Extracted records:
— begin —

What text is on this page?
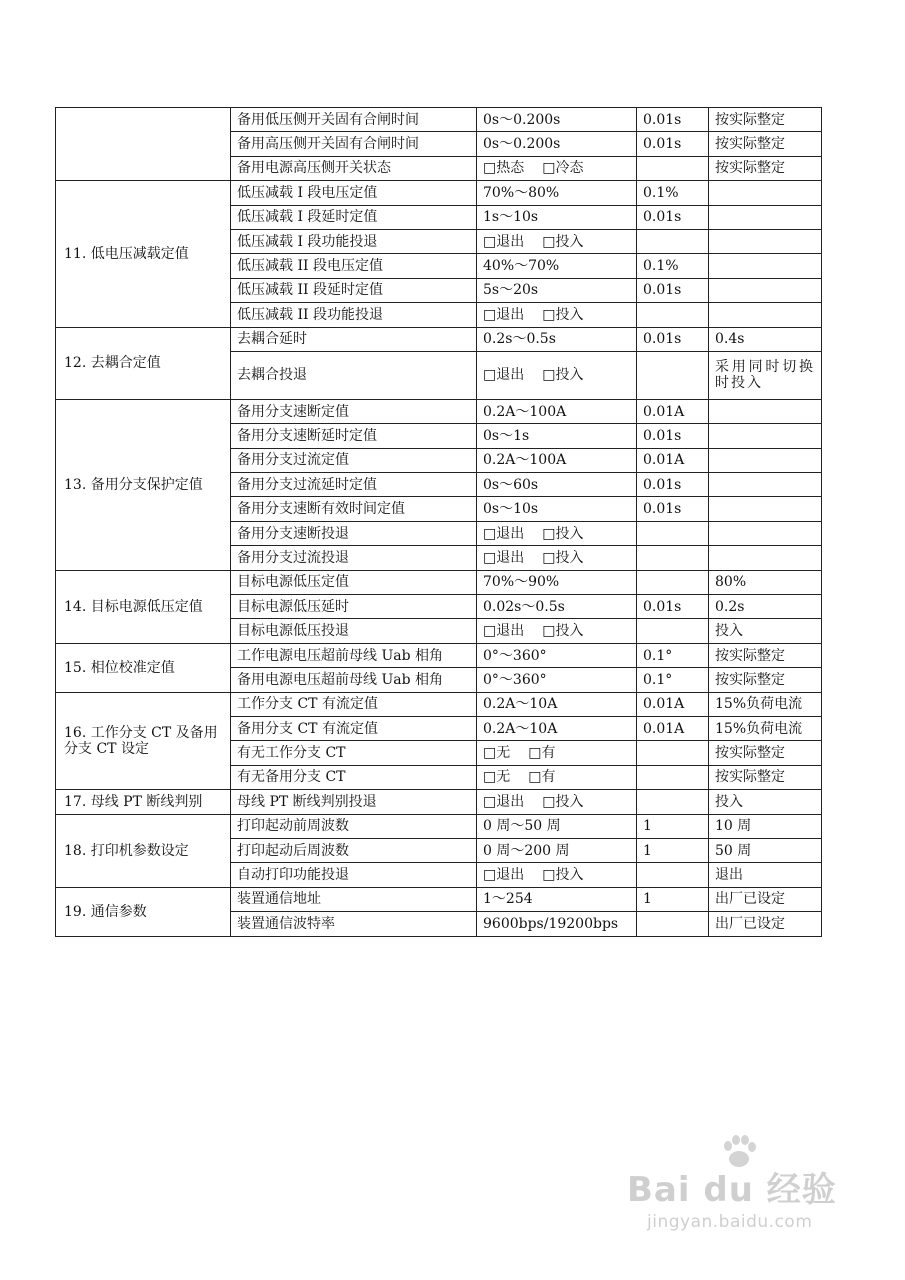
	备用低压侧开关固有合闸时间	0s～0.200s	0.01s	按实际整定
	备用高压侧开关固有合闸时间	0s～0.200s	0.01s	按实际整定
	备用电源高压侧开关状态	□热态 □冷态		按实际整定
11. 低电压减载定值	低压减载 I 段电压定值	70%～80%	0.1%	
	低压减载 I 段延时定值	1s～10s	0.01s	
	低压减载 I 段功能投退	□退出 □投入		
	低压减载 II 段电压定值	40%～70%	0.1%	
	低压减载 II 段延时定值	5s～20s	0.01s	
	低压减载 II 段功能投退	□退出 □投入		
12. 去耦合定值	去耦合延时	0.2s～0.5s	0.01s	0.4s
	去耦合投退	□退出 □投入		采用同时切换时投入
13. 备用分支保护定值	备用分支速断定值	0.2A～100A	0.01A	
	备用分支速断延时定值	0s～1s	0.01s	
	备用分支过流定值	0.2A～100A	0.01A	
	备用分支过流延时定值	0s～60s	0.01s	
	备用分支速断有效时间定值	0s～10s	0.01s	
	备用分支速断投退	□退出 □投入		
	备用分支过流投退	□退出 □投入		
14. 目标电源低压定值	目标电源低压定值	70%～90%		80%
	目标电源低压延时	0.02s～0.5s	0.01s	0.2s
	目标电源低压投退	□退出 □投入		投入
15. 相位校准定值	工作电源电压超前母线 Uab 相角	0°～360°	0.1°	按实际整定
	备用电源电压超前母线 Uab 相角	0°～360°	0.1°	按实际整定
16. 工作分支 CT 及备用分支 CT 设定	工作分支 CT 有流定值	0.2A～10A	0.01A	15%负荷电流
	备用分支 CT 有流定值	0.2A～10A	0.01A	15%负荷电流
	有无工作分支 CT	□无 □有		按实际整定
	有无备用分支 CT	□无 □有		按实际整定
17. 母线 PT 断线判别	母线 PT 断线判别投退	□退出 □投入		投入
18. 打印机参数设定	打印起动前周波数	0 周～50 周	1	10 周
	打印起动后周波数	0 周～200 周	1	50 周
	自动打印功能投退	□退出 □投入		退出
19. 通信参数	装置通信地址	1～254	1	出厂已设定
	装置通信波特率	9600bps/19200bps		出厂已设定
Bai du 经验
jingyan.baidu.com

— end —

▸ AIM: Where a line in the entries holds the word "段电压定值", copy that line.

▸ RESULT:
11. 低电压减载定值	低压减载 I 段电压定值	70%～80%	0.1%	
	低压减载 II 段电压定值	40%～70%	0.1%	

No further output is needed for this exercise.